= MATERIAL FOR THIS TASK =
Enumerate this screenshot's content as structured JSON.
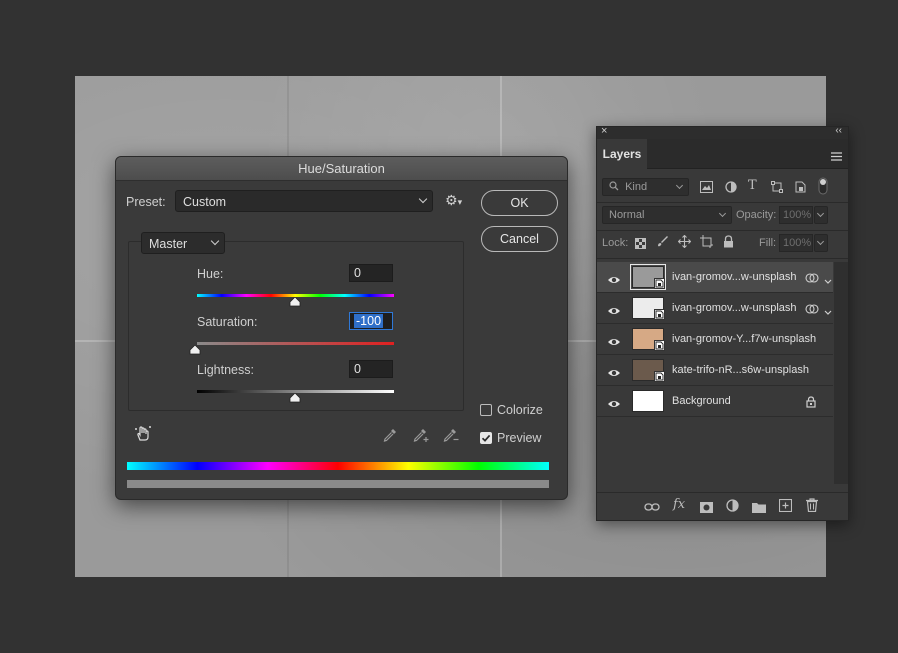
{
  "dialog": {
    "title": "Hue/Saturation",
    "preset_label": "Preset:",
    "preset_value": "Custom",
    "channel_value": "Master",
    "ok_label": "OK",
    "cancel_label": "Cancel",
    "hue_label": "Hue:",
    "hue_value": "0",
    "saturation_label": "Saturation:",
    "saturation_value": "-100",
    "lightness_label": "Lightness:",
    "lightness_value": "0",
    "colorize_label": "Colorize",
    "colorize_checked": false,
    "preview_label": "Preview",
    "preview_checked": true
  },
  "layers_panel": {
    "tab_label": "Layers",
    "filter_kind": "Kind",
    "blend_mode": "Normal",
    "opacity_label": "Opacity:",
    "opacity_value": "100%",
    "lock_label": "Lock:",
    "fill_label": "Fill:",
    "fill_value": "100%",
    "layers": [
      {
        "name": "ivan-gromov...w-unsplash",
        "selected": true,
        "thumb": "#9a9a9a",
        "smart": true,
        "linked": true
      },
      {
        "name": "ivan-gromov...w-unsplash",
        "selected": false,
        "thumb": "#ececec",
        "smart": true,
        "linked": true
      },
      {
        "name": "ivan-gromov-Y...f7w-unsplash",
        "selected": false,
        "thumb": "#d6a985",
        "smart": true,
        "linked": false
      },
      {
        "name": "kate-trifo-nR...s6w-unsplash",
        "selected": false,
        "thumb": "#6b5a4c",
        "smart": true,
        "linked": false
      },
      {
        "name": "Background",
        "selected": false,
        "thumb": "#ffffff",
        "smart": false,
        "linked": false,
        "locked": true
      }
    ]
  },
  "colors": {
    "accent": "#2f6fc8",
    "panel_bg": "#393939",
    "dialog_bg": "#3a3a3a"
  }
}
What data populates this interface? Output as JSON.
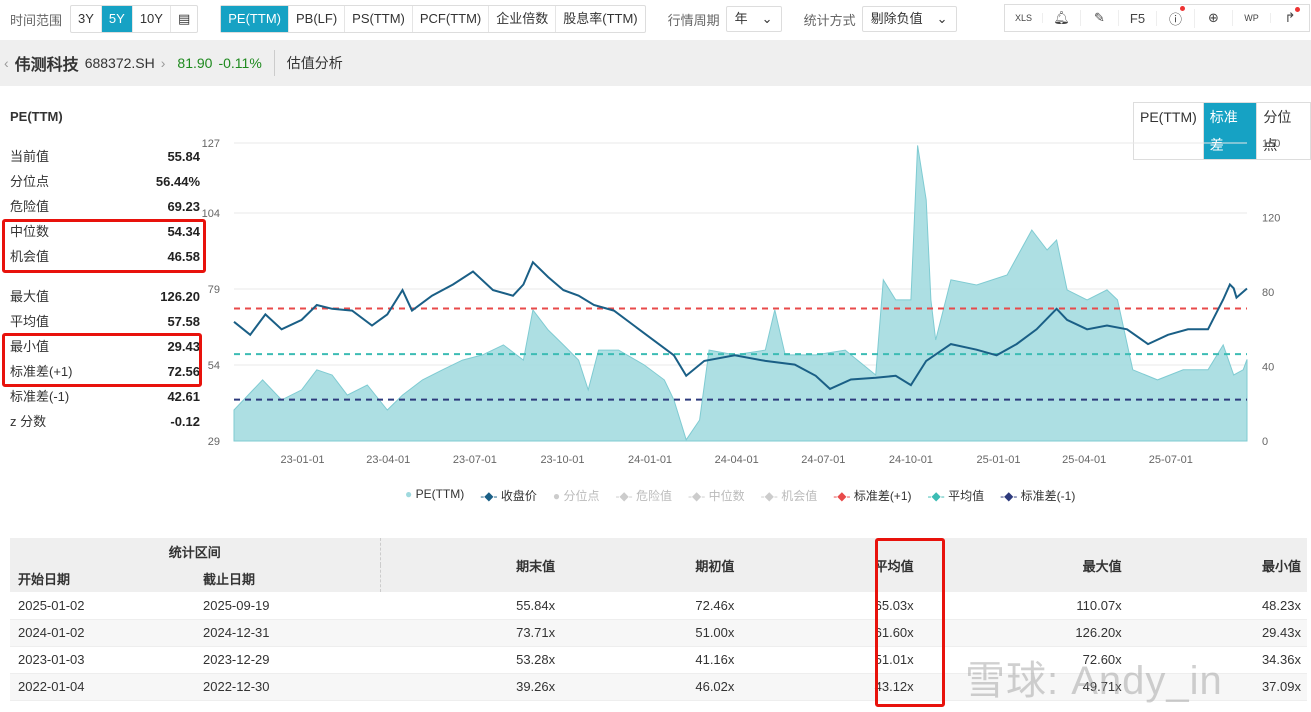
{
  "topbar": {
    "range_label": "时间范围",
    "ranges": [
      "3Y",
      "5Y",
      "10Y"
    ],
    "active_range": "5Y",
    "metrics": [
      "PE(TTM)",
      "PB(LF)",
      "PS(TTM)",
      "PCF(TTM)",
      "企业倍数",
      "股息率(TTM)"
    ],
    "active_metric": "PE(TTM)",
    "period_label": "行情周期",
    "period_value": "年",
    "stat_label": "统计方式",
    "stat_value": "剔除负值",
    "tools": [
      "XLS",
      "bell",
      "edit",
      "F5",
      "help",
      "add",
      "WP",
      "share"
    ]
  },
  "stock": {
    "name": "伟测科技",
    "code": "688372.SH",
    "price": "81.90",
    "change": "-0.11%",
    "section": "估值分析"
  },
  "left": {
    "title": "PE(TTM)",
    "stats1": [
      {
        "k": "当前值",
        "v": "55.84"
      },
      {
        "k": "分位点",
        "v": "56.44%"
      },
      {
        "k": "危险值",
        "v": "69.23"
      },
      {
        "k": "中位数",
        "v": "54.34"
      },
      {
        "k": "机会值",
        "v": "46.58"
      }
    ],
    "stats2": [
      {
        "k": "最大值",
        "v": "126.20"
      },
      {
        "k": "平均值",
        "v": "57.58"
      },
      {
        "k": "最小值",
        "v": "29.43"
      },
      {
        "k": "标准差(+1)",
        "v": "72.56"
      },
      {
        "k": "标准差(-1)",
        "v": "42.61"
      },
      {
        "k": "z 分数",
        "v": "-0.12"
      }
    ]
  },
  "view_tabs": [
    "PE(TTM)",
    "标准差",
    "分位点"
  ],
  "active_view": "标准差",
  "colors": {
    "accent": "#16a2c4",
    "area": "#9fd9de",
    "price": "#1a5f86",
    "plus1": "#e84a4a",
    "mean": "#3cbcb4",
    "minus1": "#2d3a7c"
  },
  "chart_data": {
    "type": "line",
    "left_axis": {
      "range": [
        29,
        127
      ],
      "ticks": [
        29,
        54,
        79,
        104,
        127
      ]
    },
    "right_axis": {
      "range": [
        0,
        160
      ],
      "ticks": [
        0,
        40,
        80,
        120,
        160
      ]
    },
    "x_ticks": [
      "23-01-01",
      "23-04-01",
      "23-07-01",
      "23-10-01",
      "24-01-01",
      "24-04-01",
      "24-07-01",
      "24-10-01",
      "25-01-01",
      "25-04-01",
      "25-07-01"
    ],
    "x_tick_dates": [
      "2023-01-01",
      "2023-04-01",
      "2023-07-01",
      "2023-10-01",
      "2024-01-01",
      "2024-04-01",
      "2024-07-01",
      "2024-10-01",
      "2025-01-01",
      "2025-04-01",
      "2025-07-01"
    ],
    "hlines": {
      "plus1": 72.56,
      "mean": 57.58,
      "minus1": 42.61
    },
    "legend": [
      {
        "name": "PE(TTM)",
        "on": true
      },
      {
        "name": "收盘价",
        "on": true
      },
      {
        "name": "分位点",
        "on": false
      },
      {
        "name": "危险值",
        "on": false
      },
      {
        "name": "中位数",
        "on": false
      },
      {
        "name": "机会值",
        "on": false
      },
      {
        "name": "标准差(+1)",
        "on": true
      },
      {
        "name": "平均值",
        "on": true
      },
      {
        "name": "标准差(-1)",
        "on": true
      }
    ],
    "pe": [
      [
        "2022-10-21",
        39.2
      ],
      [
        "2022-11-20",
        49.1
      ],
      [
        "2022-12-10",
        42.5
      ],
      [
        "2022-12-31",
        45.8
      ],
      [
        "2023-01-16",
        52.4
      ],
      [
        "2023-02-01",
        50.7
      ],
      [
        "2023-02-17",
        44.1
      ],
      [
        "2023-03-10",
        47.4
      ],
      [
        "2023-03-31",
        39.2
      ],
      [
        "2023-04-16",
        44.1
      ],
      [
        "2023-05-07",
        49.1
      ],
      [
        "2023-05-28",
        52.4
      ],
      [
        "2023-06-18",
        55.6
      ],
      [
        "2023-07-09",
        57.3
      ],
      [
        "2023-07-31",
        60.6
      ],
      [
        "2023-08-21",
        55.6
      ],
      [
        "2023-08-31",
        72.1
      ],
      [
        "2023-09-16",
        65.5
      ],
      [
        "2023-10-02",
        60.6
      ],
      [
        "2023-10-18",
        55.6
      ],
      [
        "2023-10-28",
        45.8
      ],
      [
        "2023-11-08",
        58.9
      ],
      [
        "2023-11-29",
        58.9
      ],
      [
        "2023-12-26",
        54.0
      ],
      [
        "2024-01-16",
        49.1
      ],
      [
        "2024-01-26",
        42.5
      ],
      [
        "2024-02-08",
        29.4
      ],
      [
        "2024-02-22",
        35.9
      ],
      [
        "2024-03-03",
        58.9
      ],
      [
        "2024-03-30",
        57.3
      ],
      [
        "2024-05-01",
        58.9
      ],
      [
        "2024-05-11",
        72.1
      ],
      [
        "2024-05-22",
        57.3
      ],
      [
        "2024-06-23",
        57.3
      ],
      [
        "2024-07-24",
        58.9
      ],
      [
        "2024-08-25",
        50.7
      ],
      [
        "2024-09-02",
        82.0
      ],
      [
        "2024-09-15",
        75.4
      ],
      [
        "2024-10-01",
        75.4
      ],
      [
        "2024-10-08",
        126.2
      ],
      [
        "2024-10-17",
        108.3
      ],
      [
        "2024-10-22",
        75.4
      ],
      [
        "2024-10-27",
        62.2
      ],
      [
        "2024-11-12",
        82.0
      ],
      [
        "2024-12-09",
        80.3
      ],
      [
        "2025-01-10",
        83.6
      ],
      [
        "2025-02-05",
        98.4
      ],
      [
        "2025-02-21",
        91.8
      ],
      [
        "2025-03-03",
        95.1
      ],
      [
        "2025-03-14",
        78.7
      ],
      [
        "2025-04-04",
        75.4
      ],
      [
        "2025-04-25",
        78.7
      ],
      [
        "2025-05-06",
        75.4
      ],
      [
        "2025-05-22",
        52.4
      ],
      [
        "2025-06-17",
        49.1
      ],
      [
        "2025-07-14",
        52.4
      ],
      [
        "2025-08-09",
        52.4
      ],
      [
        "2025-08-25",
        60.6
      ],
      [
        "2025-09-05",
        50.7
      ],
      [
        "2025-09-15",
        52.4
      ],
      [
        "2025-09-19",
        55.84
      ]
    ],
    "price": [
      [
        "2022-10-21",
        64
      ],
      [
        "2022-11-07",
        57
      ],
      [
        "2022-11-23",
        68
      ],
      [
        "2022-12-10",
        60
      ],
      [
        "2022-12-31",
        65
      ],
      [
        "2023-01-16",
        73
      ],
      [
        "2023-02-01",
        71
      ],
      [
        "2023-02-22",
        70
      ],
      [
        "2023-03-15",
        62
      ],
      [
        "2023-03-31",
        68
      ],
      [
        "2023-04-16",
        81
      ],
      [
        "2023-04-26",
        70
      ],
      [
        "2023-05-17",
        78
      ],
      [
        "2023-06-08",
        84
      ],
      [
        "2023-06-29",
        91
      ],
      [
        "2023-07-20",
        81
      ],
      [
        "2023-08-10",
        78
      ],
      [
        "2023-08-21",
        84
      ],
      [
        "2023-08-31",
        96
      ],
      [
        "2023-09-16",
        88
      ],
      [
        "2023-10-02",
        81
      ],
      [
        "2023-10-18",
        78
      ],
      [
        "2023-11-03",
        73
      ],
      [
        "2023-11-24",
        70
      ],
      [
        "2023-12-15",
        62
      ],
      [
        "2024-01-05",
        54
      ],
      [
        "2024-01-26",
        46
      ],
      [
        "2024-02-08",
        35
      ],
      [
        "2024-02-27",
        43
      ],
      [
        "2024-03-30",
        46
      ],
      [
        "2024-05-01",
        43
      ],
      [
        "2024-06-01",
        41
      ],
      [
        "2024-06-23",
        35
      ],
      [
        "2024-07-08",
        28
      ],
      [
        "2024-07-30",
        33
      ],
      [
        "2024-08-25",
        34
      ],
      [
        "2024-09-15",
        35
      ],
      [
        "2024-10-01",
        30
      ],
      [
        "2024-10-17",
        43
      ],
      [
        "2024-11-12",
        52
      ],
      [
        "2024-12-09",
        49
      ],
      [
        "2024-12-30",
        46
      ],
      [
        "2025-01-20",
        52
      ],
      [
        "2025-02-10",
        60
      ],
      [
        "2025-03-03",
        71
      ],
      [
        "2025-03-14",
        65
      ],
      [
        "2025-04-04",
        60
      ],
      [
        "2025-04-25",
        62
      ],
      [
        "2025-05-16",
        60
      ],
      [
        "2025-06-07",
        52
      ],
      [
        "2025-06-28",
        57
      ],
      [
        "2025-07-19",
        60
      ],
      [
        "2025-08-09",
        60
      ],
      [
        "2025-08-25",
        76
      ],
      [
        "2025-09-05",
        82
      ],
      [
        "2025-09-01",
        84
      ],
      [
        "2025-09-08",
        77
      ],
      [
        "2025-09-19",
        81.9
      ]
    ]
  },
  "table": {
    "group_header": "统计区间",
    "headers": [
      "开始日期",
      "截止日期",
      "期末值",
      "期初值",
      "平均值",
      "最大值",
      "最小值"
    ],
    "rows": [
      [
        "2025-01-02",
        "2025-09-19",
        "55.84x",
        "72.46x",
        "65.03x",
        "110.07x",
        "48.23x"
      ],
      [
        "2024-01-02",
        "2024-12-31",
        "73.71x",
        "51.00x",
        "61.60x",
        "126.20x",
        "29.43x"
      ],
      [
        "2023-01-03",
        "2023-12-29",
        "53.28x",
        "41.16x",
        "51.01x",
        "72.60x",
        "34.36x"
      ],
      [
        "2022-01-04",
        "2022-12-30",
        "39.26x",
        "46.02x",
        "43.12x",
        "49.71x",
        "37.09x"
      ]
    ]
  },
  "watermark": "雪球: Andy_in"
}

= WHAT YOU ARE ASKED TO DO =
Find all lines holding the string "JSON" and copy them.

= TASK RESPONSE =
Enumerate this screenshot's content as structured JSON.
What data populates this interface? Output as JSON.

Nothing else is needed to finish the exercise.